Stored data
+ + +

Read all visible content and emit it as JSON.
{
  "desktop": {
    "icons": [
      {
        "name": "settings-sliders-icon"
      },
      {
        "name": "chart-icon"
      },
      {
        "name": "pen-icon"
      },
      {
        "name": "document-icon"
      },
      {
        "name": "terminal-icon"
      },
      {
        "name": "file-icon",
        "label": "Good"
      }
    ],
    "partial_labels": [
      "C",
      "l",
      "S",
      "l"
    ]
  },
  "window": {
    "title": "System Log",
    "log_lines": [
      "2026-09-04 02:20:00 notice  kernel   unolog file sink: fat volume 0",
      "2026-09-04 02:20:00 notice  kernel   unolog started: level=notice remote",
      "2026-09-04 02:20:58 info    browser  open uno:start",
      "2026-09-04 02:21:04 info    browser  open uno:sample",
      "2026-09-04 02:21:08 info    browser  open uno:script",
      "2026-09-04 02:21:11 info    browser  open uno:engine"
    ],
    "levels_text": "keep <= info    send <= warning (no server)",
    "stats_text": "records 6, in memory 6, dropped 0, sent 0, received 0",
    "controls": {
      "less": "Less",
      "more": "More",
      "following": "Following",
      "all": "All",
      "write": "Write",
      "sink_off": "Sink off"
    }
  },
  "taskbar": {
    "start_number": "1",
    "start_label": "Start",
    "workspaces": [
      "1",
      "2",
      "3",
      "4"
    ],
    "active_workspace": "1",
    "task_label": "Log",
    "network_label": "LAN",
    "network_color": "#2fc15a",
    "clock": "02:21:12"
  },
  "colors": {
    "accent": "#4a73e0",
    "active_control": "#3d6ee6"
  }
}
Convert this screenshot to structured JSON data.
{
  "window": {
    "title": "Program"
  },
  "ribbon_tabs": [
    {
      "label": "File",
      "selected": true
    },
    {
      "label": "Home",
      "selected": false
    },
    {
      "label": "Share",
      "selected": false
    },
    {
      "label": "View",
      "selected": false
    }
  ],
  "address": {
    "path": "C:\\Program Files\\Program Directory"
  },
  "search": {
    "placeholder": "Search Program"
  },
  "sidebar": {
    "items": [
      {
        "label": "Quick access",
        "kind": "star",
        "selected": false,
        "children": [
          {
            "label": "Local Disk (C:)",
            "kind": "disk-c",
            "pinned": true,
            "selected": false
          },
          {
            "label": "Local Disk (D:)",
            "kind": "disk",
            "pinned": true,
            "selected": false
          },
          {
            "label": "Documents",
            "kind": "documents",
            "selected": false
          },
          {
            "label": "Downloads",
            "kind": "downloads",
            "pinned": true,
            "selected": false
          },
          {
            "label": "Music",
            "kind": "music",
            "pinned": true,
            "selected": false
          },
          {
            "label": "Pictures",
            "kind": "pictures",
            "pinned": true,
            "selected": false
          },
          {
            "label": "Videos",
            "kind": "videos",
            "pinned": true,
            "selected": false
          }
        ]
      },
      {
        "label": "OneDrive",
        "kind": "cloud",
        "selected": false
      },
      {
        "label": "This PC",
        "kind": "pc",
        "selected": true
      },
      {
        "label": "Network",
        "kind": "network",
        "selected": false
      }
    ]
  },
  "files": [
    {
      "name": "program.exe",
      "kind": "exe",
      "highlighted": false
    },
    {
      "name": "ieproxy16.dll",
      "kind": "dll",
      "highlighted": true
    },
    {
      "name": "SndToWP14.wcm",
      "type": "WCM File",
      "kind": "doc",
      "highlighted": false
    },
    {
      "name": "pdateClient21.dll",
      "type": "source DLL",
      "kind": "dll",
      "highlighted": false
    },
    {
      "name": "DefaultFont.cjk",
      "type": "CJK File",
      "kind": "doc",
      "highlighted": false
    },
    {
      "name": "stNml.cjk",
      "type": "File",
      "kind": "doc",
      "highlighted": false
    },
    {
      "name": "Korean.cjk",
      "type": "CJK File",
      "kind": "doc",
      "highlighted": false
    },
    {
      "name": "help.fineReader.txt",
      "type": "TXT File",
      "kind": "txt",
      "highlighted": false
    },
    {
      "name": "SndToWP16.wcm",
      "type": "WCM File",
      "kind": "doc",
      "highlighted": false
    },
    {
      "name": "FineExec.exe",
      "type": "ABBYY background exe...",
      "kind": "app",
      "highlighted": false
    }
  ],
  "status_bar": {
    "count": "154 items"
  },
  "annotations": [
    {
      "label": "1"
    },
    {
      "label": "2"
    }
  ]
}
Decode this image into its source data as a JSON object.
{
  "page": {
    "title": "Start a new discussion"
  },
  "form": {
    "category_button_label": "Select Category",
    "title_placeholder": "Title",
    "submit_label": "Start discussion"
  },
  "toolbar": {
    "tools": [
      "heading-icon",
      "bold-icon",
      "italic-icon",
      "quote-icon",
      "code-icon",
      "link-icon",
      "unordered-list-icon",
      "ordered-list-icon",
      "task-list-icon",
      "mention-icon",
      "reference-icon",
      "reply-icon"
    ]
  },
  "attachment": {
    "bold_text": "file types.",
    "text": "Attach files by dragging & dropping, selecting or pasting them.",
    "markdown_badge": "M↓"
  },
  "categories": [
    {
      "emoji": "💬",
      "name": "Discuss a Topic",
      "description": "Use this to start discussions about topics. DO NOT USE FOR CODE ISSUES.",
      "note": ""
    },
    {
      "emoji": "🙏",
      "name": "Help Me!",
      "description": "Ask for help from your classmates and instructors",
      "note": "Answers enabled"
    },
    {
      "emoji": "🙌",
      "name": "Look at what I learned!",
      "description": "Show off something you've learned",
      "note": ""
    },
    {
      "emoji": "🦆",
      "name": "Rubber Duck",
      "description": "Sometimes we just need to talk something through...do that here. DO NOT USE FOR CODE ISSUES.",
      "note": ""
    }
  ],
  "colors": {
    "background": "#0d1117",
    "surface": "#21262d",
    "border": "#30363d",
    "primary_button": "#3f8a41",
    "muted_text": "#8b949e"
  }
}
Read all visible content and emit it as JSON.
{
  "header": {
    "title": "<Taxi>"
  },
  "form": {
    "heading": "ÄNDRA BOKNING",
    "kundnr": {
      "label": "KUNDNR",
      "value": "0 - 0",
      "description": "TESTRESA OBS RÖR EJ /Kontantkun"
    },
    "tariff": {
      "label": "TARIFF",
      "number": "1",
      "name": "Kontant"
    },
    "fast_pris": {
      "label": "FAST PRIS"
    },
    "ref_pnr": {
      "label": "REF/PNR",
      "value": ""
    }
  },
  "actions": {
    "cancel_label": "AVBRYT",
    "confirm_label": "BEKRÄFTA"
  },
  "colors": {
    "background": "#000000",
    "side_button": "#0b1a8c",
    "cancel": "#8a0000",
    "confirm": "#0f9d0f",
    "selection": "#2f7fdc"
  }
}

+ + +

* Exercise instructions:
Tell how many lines of the data include the word "open", and nothing else.

* Solution to this problem:
4